Aim:
Can you quote the lines below exactly, starting at the line with "Extract all readable text from this page." and going through the last one?

** START Excerpted data **

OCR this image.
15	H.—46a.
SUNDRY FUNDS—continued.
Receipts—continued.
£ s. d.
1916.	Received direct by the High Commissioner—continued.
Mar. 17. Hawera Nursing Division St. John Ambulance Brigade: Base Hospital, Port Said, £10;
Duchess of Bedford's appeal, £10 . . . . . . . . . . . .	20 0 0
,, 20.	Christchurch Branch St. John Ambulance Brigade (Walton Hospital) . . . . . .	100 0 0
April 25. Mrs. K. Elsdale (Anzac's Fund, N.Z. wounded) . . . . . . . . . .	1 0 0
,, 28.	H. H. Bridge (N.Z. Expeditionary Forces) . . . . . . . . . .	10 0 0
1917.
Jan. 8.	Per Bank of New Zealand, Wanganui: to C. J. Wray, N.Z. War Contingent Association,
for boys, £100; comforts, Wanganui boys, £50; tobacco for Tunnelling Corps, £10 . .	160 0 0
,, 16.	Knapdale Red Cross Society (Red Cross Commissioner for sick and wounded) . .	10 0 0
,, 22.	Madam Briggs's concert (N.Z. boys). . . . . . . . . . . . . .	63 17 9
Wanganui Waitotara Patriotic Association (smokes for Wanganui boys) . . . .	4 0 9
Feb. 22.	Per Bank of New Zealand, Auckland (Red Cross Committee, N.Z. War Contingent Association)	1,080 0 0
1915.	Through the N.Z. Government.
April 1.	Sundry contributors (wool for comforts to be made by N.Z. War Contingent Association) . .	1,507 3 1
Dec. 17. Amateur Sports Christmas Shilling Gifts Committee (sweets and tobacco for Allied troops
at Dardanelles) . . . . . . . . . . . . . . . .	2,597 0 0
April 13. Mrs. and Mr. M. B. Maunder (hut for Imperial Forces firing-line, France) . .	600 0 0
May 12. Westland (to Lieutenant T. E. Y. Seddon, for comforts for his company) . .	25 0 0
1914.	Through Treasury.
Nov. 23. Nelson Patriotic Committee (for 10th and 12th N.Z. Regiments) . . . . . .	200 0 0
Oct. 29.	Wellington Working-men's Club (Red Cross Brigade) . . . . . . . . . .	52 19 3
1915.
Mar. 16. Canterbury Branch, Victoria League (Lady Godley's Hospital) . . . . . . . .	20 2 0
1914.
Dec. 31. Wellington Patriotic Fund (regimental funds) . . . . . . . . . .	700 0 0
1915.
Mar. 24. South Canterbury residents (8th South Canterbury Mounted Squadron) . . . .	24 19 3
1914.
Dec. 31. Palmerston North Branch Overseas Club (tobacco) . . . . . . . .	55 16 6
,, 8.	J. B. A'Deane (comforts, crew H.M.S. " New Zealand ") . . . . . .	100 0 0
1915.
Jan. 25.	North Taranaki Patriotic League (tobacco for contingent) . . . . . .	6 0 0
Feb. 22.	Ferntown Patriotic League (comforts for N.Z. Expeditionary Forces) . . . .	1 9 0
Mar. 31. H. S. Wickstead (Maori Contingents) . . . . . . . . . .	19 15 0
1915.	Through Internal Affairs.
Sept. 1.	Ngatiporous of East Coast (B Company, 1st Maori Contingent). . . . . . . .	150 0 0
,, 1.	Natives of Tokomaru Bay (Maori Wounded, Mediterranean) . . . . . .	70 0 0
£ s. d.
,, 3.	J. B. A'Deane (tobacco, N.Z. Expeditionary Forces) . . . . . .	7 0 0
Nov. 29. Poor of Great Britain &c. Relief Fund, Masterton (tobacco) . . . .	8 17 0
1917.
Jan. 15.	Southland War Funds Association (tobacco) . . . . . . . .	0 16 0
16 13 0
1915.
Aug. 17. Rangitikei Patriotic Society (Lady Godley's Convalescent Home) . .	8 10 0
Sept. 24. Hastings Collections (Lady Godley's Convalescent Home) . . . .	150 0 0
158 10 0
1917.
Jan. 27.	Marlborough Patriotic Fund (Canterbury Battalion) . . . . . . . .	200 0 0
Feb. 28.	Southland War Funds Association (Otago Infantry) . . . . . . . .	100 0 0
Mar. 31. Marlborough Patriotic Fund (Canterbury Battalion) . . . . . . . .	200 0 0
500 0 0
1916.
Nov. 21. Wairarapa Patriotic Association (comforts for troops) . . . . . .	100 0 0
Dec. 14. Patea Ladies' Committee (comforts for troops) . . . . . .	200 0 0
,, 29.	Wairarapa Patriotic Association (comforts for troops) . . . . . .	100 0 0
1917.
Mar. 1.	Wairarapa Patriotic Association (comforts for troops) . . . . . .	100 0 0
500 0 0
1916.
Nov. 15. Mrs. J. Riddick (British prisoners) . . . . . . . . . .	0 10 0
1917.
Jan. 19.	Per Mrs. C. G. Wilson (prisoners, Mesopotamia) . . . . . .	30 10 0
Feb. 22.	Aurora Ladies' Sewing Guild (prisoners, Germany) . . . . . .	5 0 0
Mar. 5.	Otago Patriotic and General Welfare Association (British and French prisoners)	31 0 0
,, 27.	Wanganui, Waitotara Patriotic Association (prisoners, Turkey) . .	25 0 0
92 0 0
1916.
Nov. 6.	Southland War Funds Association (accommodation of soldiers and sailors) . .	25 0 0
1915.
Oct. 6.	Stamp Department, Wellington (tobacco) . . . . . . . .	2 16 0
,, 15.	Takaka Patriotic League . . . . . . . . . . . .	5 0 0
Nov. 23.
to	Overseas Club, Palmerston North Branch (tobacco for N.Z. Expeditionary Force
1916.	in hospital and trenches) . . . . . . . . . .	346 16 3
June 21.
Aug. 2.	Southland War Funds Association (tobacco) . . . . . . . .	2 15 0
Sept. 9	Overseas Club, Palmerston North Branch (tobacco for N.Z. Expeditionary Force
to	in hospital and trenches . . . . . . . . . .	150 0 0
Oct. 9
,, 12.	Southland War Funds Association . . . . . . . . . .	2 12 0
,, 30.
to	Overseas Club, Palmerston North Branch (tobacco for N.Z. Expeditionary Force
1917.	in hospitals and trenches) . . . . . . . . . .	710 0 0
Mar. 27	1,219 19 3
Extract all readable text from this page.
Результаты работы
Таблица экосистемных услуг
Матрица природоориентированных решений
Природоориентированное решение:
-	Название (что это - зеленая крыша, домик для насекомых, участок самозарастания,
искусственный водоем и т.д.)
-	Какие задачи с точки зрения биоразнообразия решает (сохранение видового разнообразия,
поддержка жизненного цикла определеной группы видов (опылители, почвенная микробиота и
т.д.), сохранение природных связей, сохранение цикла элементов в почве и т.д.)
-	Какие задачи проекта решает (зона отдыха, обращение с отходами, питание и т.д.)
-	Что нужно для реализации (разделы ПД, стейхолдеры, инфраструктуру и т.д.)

** END Excerpted data **

Full answer:
Extract all readable text from this page.
Результаты работы
Таблица экосистемных услуг
Матрица природоориентированных решений
Природоориентированное решение:
-	Название (что это - зеленая крыша, домик для насекомых, участок самозарастания,
искусственный водоем и т.д.)
-	Какие задачи с точки зрения биоразнообразия решает (сохранение видового разнообразия,
поддержка жизненного цикла определеной группы видов (опылители, почвенная микробиота и
т.д.), сохранение природных связей, сохранение цикла элементов в почве и т.д.)
-	Какие задачи проекта решает (зона отдыха, обращение с отходами, питание и т.д.)
-	Что нужно для реализации (разделы ПД, стейхолдеры, инфраструктуру и т.д.)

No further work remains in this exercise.